------ MATERIAL FOR THIS EXERCISE

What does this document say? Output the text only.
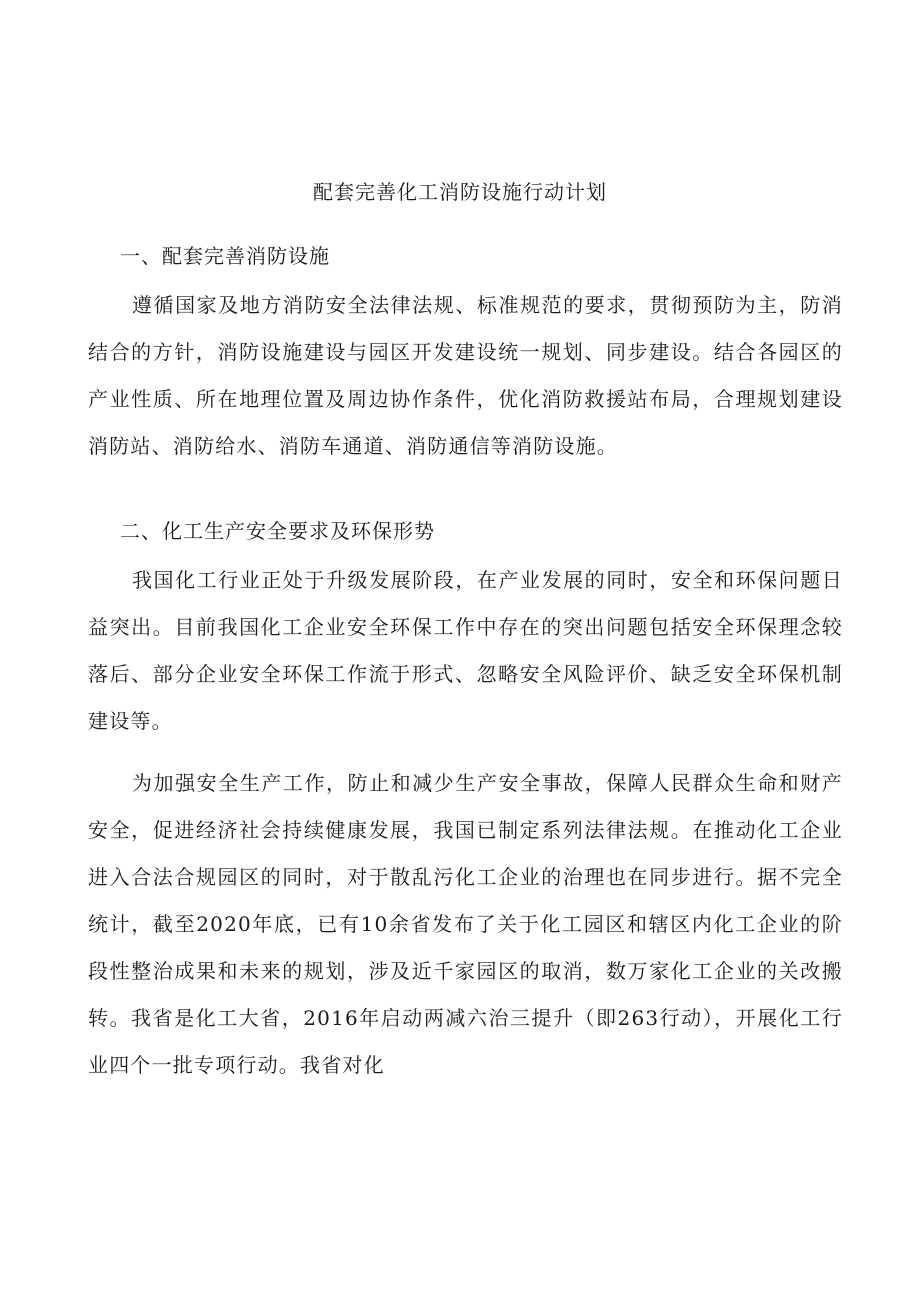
配套完善化工消防设施行动计划
一、配套完善消防设施

遵循国家及地方消防安全法律法规、标准规范的要求，贯彻预防为主，防消结合的方针，消防设施建设与园区开发建设统一规划、同步建设。结合各园区的产业性质、所在地理位置及周边协作条件，优化消防救援站布局，合理规划建设消防站、消防给水、消防车通道、消防通信等消防设施。

二、化工生产安全要求及环保形势

我国化工行业正处于升级发展阶段，在产业发展的同时，安全和环保问题日益突出。目前我国化工企业安全环保工作中存在的突出问题包括安全环保理念较落后、部分企业安全环保工作流于形式、忽略安全风险评价、缺乏安全环保机制建设等。

为加强安全生产工作，防止和减少生产安全事故，保障人民群众生命和财产安全，促进经济社会持续健康发展，我国已制定系列法律法规。在推动化工企业进入合法合规园区的同时，对于散乱污化工企业的治理也在同步进行。据不完全统计，截至2020年底，已有10余省发布了关于化工园区和辖区内化工企业的阶段性整治成果和未来的规划，涉及近千家园区的取消，数万家化工企业的关改搬转。我省是化工大省，2016年启动两减六治三提升（即263行动），开展化工行业四个一批专项行动。我省对化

------------

WHAT IS EXPECTED: Leave out the pictures and transcribe everything else exactly.

WRITTEN RESPONSE:
What does this document say? Output the text only.
配套完善化工消防设施行动计划
一、配套完善消防设施

遵循国家及地方消防安全法律法规、标准规范的要求，贯彻预防为主，防消结合的方针，消防设施建设与园区开发建设统一规划、同步建设。结合各园区的产业性质、所在地理位置及周边协作条件，优化消防救援站布局，合理规划建设消防站、消防给水、消防车通道、消防通信等消防设施。

二、化工生产安全要求及环保形势

我国化工行业正处于升级发展阶段，在产业发展的同时，安全和环保问题日益突出。目前我国化工企业安全环保工作中存在的突出问题包括安全环保理念较落后、部分企业安全环保工作流于形式、忽略安全风险评价、缺乏安全环保机制建设等。

为加强安全生产工作，防止和减少生产安全事故，保障人民群众生命和财产安全，促进经济社会持续健康发展，我国已制定系列法律法规。在推动化工企业进入合法合规园区的同时，对于散乱污化工企业的治理也在同步进行。据不完全统计，截至2020年底，已有10余省发布了关于化工园区和辖区内化工企业的阶段性整治成果和未来的规划，涉及近千家园区的取消，数万家化工企业的关改搬转。我省是化工大省，2016年启动两减六治三提升（即263行动），开展化工行业四个一批专项行动。我省对化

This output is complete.